Set task
Pull out every line with the word "JSON" from the entries below.

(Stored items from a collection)
========================================

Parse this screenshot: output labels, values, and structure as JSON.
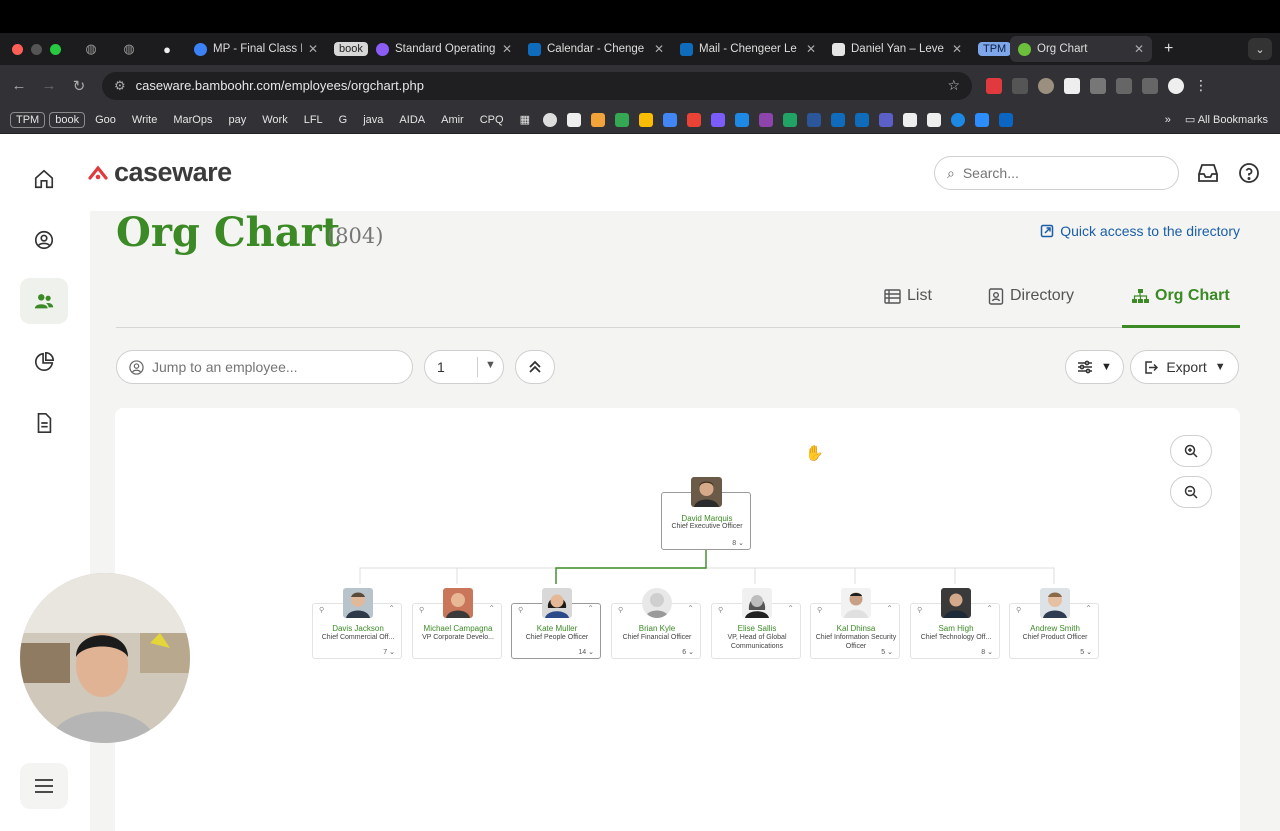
{
  "browser": {
    "tabs": [
      {
        "label": "MP - Final Class Pr",
        "color": "#3b82f6"
      },
      {
        "label": "book",
        "chip": true
      },
      {
        "label": "Standard Operating",
        "color": "#8b5cf6"
      },
      {
        "label": "Calendar - Chenge",
        "color": "#0f6cbd"
      },
      {
        "label": "Mail - Chengeer Le",
        "color": "#0f6cbd"
      },
      {
        "label": "Daniel Yan – Leve",
        "color": "#e5e5e5"
      },
      {
        "label": "TPM",
        "chip": true
      },
      {
        "label": "Org Chart",
        "color": "#6cbf3a",
        "active": true
      }
    ],
    "url": "caseware.bamboohr.com/employees/orgchart.php",
    "bookmarks": [
      "TPM",
      "book",
      "Goo",
      "Write",
      "MarOps",
      "pay",
      "Work",
      "LFL",
      "G",
      "java",
      "AIDA",
      "Amir",
      "CPQ"
    ],
    "all_bookmarks": "All Bookmarks"
  },
  "app": {
    "logo_text": "caseware",
    "search_placeholder": "Search...",
    "page_title": "Org Chart",
    "employee_count": "(804)",
    "quick_access": "Quick access to the directory",
    "tabs": {
      "list": "List",
      "directory": "Directory",
      "org_chart": "Org Chart"
    },
    "jump_placeholder": "Jump to an employee...",
    "level_value": "1",
    "export_label": "Export"
  },
  "org": {
    "ceo": {
      "name": "David Marquis",
      "title": "Chief Executive Officer",
      "count": "8"
    },
    "reports": [
      {
        "name": "Davis Jackson",
        "title": "Chief Commercial Off...",
        "count": "7"
      },
      {
        "name": "Michael Campagna",
        "title": "VP Corporate Develo...",
        "count": ""
      },
      {
        "name": "Kate Muller",
        "title": "Chief People Officer",
        "count": "14"
      },
      {
        "name": "Brian Kyle",
        "title": "Chief Financial Officer",
        "count": "6"
      },
      {
        "name": "Elise Sallis",
        "title": "VP, Head of Global Communications",
        "count": ""
      },
      {
        "name": "Kal Dhinsa",
        "title": "Chief Information Security Officer",
        "count": "5"
      },
      {
        "name": "Sam High",
        "title": "Chief Technology Off...",
        "count": "8"
      },
      {
        "name": "Andrew Smith",
        "title": "Chief Product Officer",
        "count": "5"
      }
    ]
  },
  "colors": {
    "brand_green": "#3b8a25",
    "link_blue": "#1a5ea8",
    "logo_red": "#e0393e"
  }
}
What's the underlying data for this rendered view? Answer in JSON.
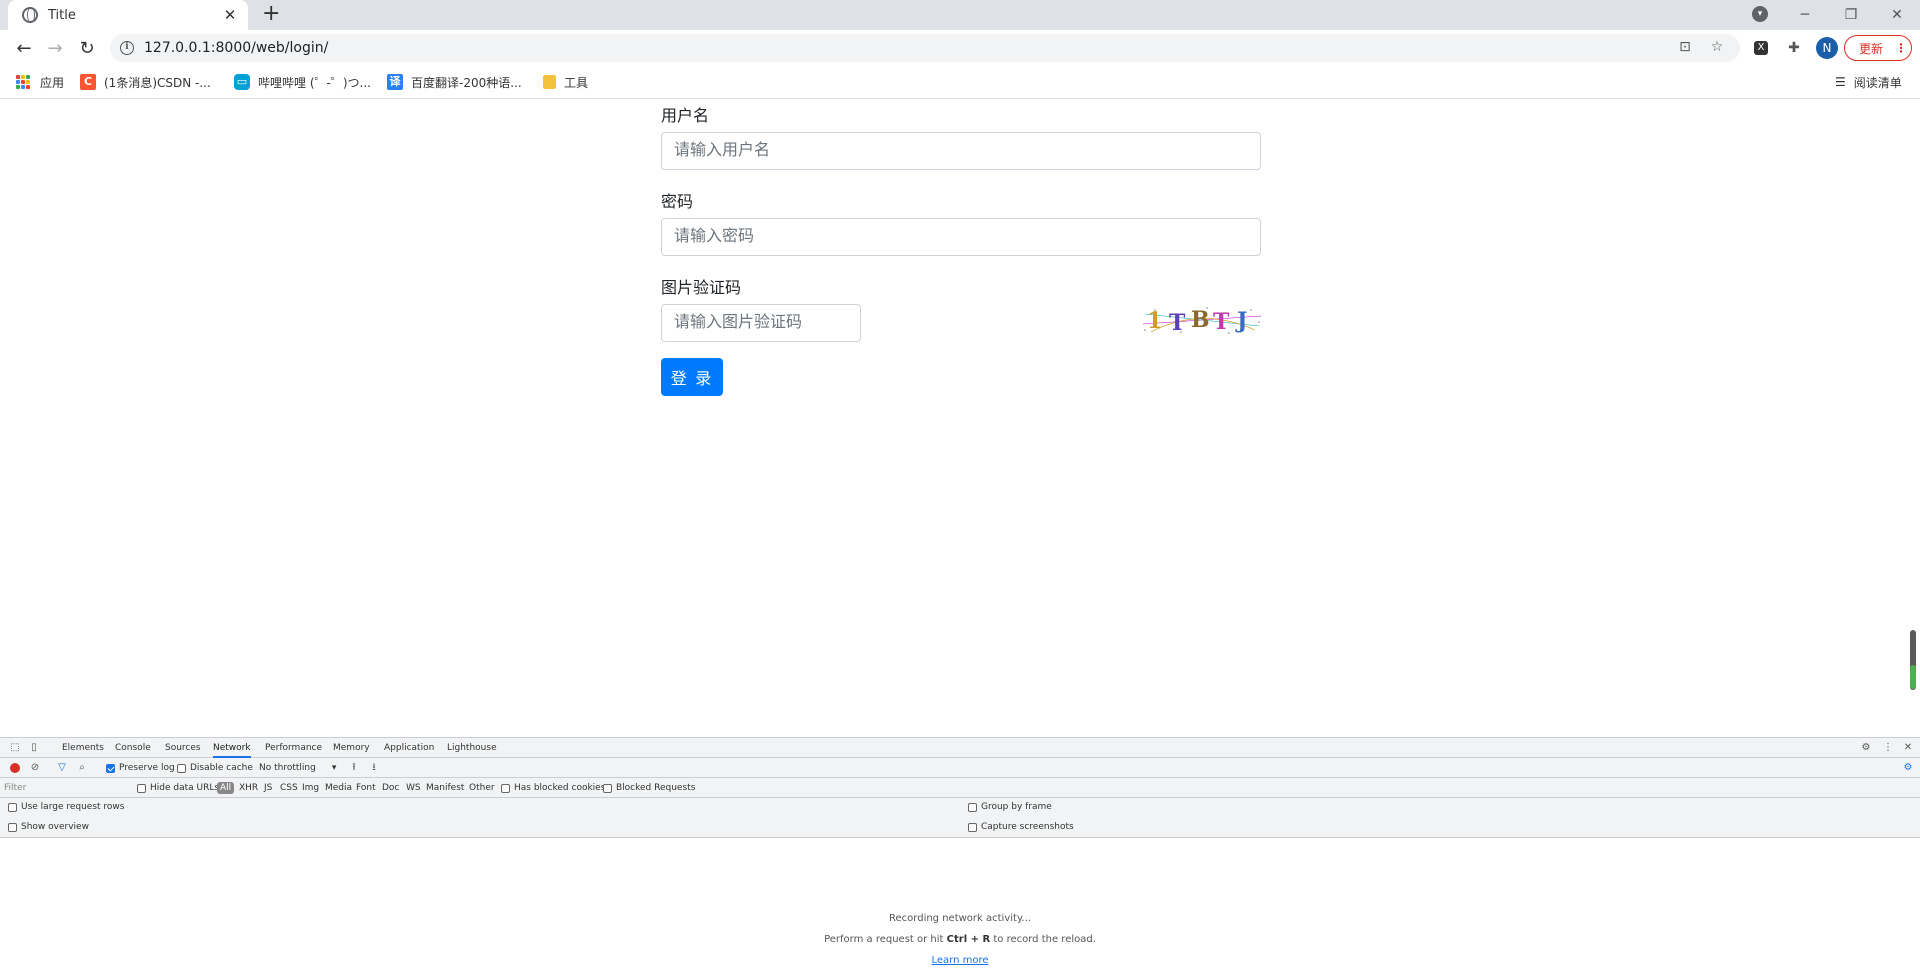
{
  "browser": {
    "tab_title": "Title",
    "tab_close": "✕",
    "new_tab": "+",
    "url": "127.0.0.1:8000/web/login/",
    "avatar_letter": "N",
    "update_label": "更新",
    "update_more": "⋮"
  },
  "bookmarks": {
    "items": [
      {
        "label": "应用",
        "icon": "apps-grid-icon"
      },
      {
        "label": "(1条消息)CSDN -...",
        "icon": "csdn-icon",
        "color": "#fc5531"
      },
      {
        "label": "哔哩哔哩 (゜-゜)つ...",
        "icon": "bilibili-icon",
        "color": "#00a1d6"
      },
      {
        "label": "百度翻译-200种语...",
        "icon": "baidu-translate-icon",
        "color": "#2b7ff7"
      },
      {
        "label": "工具",
        "icon": "folder-icon",
        "color": "#f5c33b"
      }
    ],
    "reading_list": "阅读清单"
  },
  "form": {
    "username_label": "用户名",
    "username_placeholder": "请输入用户名",
    "password_label": "密码",
    "password_placeholder": "请输入密码",
    "captcha_label": "图片验证码",
    "captcha_placeholder": "请输入图片验证码",
    "captcha_text": "1TBTJ",
    "login_button": "登 录",
    "accent": "#007bff"
  },
  "devtools": {
    "tabs": [
      "Elements",
      "Console",
      "Sources",
      "Network",
      "Performance",
      "Memory",
      "Application",
      "Lighthouse"
    ],
    "active_tab": "Network",
    "preserve_log": "Preserve log",
    "disable_cache": "Disable cache",
    "throttling": "No throttling",
    "filter_placeholder": "Filter",
    "hide_data_urls": "Hide data URLs",
    "type_filters": [
      "All",
      "XHR",
      "JS",
      "CSS",
      "Img",
      "Media",
      "Font",
      "Doc",
      "WS",
      "Manifest",
      "Other"
    ],
    "has_blocked_cookies": "Has blocked cookies",
    "blocked_requests": "Blocked Requests",
    "use_large_rows": "Use large request rows",
    "group_by_frame": "Group by frame",
    "show_overview": "Show overview",
    "capture_screenshots": "Capture screenshots",
    "recording_msg": "Recording network activity...",
    "perform_msg_pre": "Perform a request or hit ",
    "perform_msg_key": "Ctrl + R",
    "perform_msg_post": " to record the reload.",
    "learn_more": "Learn more"
  }
}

========================================

The reply
Parse this screenshot: output labels, values, and structure as JSON.
What's the underlying data for this rendered view? Answer in JSON.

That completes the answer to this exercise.